= Exercise goal =
Go through the entries one line at a time, and gather every line that has the word "青岛市即墨区移风店镇人民政府会议室".

= Records provided =
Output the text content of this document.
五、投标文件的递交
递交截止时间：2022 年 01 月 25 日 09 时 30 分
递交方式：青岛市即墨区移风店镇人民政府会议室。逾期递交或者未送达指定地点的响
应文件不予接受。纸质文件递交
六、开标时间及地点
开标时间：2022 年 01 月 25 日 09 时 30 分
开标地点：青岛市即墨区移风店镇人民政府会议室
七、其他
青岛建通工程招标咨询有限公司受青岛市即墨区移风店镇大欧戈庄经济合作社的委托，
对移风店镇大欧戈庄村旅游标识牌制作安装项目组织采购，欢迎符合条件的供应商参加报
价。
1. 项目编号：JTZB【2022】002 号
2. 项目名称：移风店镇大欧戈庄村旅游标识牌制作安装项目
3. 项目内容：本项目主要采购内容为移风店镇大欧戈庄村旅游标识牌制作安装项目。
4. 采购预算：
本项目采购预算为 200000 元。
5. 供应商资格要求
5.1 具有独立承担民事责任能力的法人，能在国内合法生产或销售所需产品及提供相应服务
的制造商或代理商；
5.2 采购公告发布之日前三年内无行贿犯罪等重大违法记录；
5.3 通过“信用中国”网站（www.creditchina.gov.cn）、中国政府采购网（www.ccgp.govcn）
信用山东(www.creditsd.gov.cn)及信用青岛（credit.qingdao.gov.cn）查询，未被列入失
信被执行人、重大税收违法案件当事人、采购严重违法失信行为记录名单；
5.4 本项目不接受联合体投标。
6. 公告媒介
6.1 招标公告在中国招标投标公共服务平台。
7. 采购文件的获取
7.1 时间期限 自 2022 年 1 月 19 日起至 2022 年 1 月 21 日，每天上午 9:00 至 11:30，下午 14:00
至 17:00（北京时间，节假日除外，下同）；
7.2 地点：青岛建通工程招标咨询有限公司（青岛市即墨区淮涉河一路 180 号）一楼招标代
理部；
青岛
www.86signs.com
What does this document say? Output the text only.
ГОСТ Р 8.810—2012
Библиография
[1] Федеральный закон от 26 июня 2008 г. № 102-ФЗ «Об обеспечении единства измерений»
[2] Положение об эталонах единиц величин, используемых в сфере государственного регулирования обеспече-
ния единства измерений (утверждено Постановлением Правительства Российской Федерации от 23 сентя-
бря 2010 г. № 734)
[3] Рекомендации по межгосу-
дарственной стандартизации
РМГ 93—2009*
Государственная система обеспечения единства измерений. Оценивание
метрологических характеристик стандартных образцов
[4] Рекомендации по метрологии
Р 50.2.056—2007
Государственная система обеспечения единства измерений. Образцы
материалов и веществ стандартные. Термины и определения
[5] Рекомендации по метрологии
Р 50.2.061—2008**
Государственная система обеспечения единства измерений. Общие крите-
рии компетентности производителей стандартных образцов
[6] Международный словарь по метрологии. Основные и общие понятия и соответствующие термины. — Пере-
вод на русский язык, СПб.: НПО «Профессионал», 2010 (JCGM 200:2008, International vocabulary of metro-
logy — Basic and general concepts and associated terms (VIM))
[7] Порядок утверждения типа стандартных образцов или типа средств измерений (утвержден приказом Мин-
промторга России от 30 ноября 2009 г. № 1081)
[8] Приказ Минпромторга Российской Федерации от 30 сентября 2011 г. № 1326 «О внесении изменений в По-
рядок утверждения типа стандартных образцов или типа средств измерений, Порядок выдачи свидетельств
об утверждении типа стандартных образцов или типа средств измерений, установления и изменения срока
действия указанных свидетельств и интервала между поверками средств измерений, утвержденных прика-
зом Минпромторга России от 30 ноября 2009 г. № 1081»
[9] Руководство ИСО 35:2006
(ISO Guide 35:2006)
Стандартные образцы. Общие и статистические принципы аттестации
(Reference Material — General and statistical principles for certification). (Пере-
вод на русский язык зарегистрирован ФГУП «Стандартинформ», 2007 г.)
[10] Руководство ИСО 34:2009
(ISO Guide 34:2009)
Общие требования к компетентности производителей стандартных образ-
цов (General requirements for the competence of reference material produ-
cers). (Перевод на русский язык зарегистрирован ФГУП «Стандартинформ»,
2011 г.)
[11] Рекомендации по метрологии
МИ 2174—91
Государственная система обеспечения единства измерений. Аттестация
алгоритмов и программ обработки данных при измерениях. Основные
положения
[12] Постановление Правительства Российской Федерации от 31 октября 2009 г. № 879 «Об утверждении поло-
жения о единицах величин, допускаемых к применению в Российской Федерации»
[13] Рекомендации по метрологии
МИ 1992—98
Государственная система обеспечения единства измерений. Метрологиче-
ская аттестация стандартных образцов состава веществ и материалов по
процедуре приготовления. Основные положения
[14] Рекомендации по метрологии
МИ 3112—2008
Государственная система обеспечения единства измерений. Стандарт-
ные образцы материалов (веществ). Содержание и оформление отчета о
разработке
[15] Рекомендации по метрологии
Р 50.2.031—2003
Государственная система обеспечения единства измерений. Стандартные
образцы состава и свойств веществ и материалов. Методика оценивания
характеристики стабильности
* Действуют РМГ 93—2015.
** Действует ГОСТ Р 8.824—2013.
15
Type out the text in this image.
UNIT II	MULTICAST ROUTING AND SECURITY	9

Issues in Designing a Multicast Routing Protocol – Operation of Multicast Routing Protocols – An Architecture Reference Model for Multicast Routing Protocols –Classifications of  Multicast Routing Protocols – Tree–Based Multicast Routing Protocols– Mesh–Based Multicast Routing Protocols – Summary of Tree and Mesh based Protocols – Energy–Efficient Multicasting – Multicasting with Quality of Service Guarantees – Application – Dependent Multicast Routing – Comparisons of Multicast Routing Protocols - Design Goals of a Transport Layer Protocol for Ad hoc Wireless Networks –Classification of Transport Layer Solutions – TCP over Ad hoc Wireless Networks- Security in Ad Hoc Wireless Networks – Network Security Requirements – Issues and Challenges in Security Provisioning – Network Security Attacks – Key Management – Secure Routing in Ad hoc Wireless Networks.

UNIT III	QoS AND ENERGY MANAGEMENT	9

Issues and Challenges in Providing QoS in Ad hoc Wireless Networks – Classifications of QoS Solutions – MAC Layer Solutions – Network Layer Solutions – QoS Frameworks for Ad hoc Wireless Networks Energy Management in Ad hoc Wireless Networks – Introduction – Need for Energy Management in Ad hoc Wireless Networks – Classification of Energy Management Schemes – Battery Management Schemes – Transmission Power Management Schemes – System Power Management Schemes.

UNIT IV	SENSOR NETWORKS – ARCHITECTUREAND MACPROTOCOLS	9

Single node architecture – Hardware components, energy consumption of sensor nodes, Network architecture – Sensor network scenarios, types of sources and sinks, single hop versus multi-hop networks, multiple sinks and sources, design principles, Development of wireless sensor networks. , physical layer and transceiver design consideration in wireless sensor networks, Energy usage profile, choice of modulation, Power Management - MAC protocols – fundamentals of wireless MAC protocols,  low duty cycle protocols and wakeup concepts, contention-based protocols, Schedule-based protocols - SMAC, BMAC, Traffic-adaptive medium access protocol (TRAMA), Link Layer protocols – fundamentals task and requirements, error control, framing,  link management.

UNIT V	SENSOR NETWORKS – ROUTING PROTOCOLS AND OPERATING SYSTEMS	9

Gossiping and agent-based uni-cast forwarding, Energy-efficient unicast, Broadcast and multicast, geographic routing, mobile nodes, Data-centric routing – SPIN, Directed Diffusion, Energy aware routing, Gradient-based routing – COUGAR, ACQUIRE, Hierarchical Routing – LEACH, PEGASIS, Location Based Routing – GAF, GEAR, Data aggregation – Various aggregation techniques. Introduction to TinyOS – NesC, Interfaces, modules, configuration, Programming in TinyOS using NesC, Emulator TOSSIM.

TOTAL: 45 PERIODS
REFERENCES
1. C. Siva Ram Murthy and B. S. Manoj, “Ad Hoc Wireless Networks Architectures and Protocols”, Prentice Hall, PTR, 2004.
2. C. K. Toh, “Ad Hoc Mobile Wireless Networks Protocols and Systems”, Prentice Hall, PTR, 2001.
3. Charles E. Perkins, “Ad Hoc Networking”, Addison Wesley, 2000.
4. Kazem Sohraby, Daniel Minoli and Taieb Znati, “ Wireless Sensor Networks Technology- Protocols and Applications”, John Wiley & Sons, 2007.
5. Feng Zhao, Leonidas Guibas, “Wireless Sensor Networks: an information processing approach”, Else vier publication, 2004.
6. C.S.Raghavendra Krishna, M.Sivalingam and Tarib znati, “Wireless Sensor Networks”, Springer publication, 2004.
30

= Correct response =
递交方式：青岛市即墨区移风店镇人民政府会议室。逾期递交或者未送达指定地点的响
开标地点：青岛市即墨区移风店镇人民政府会议室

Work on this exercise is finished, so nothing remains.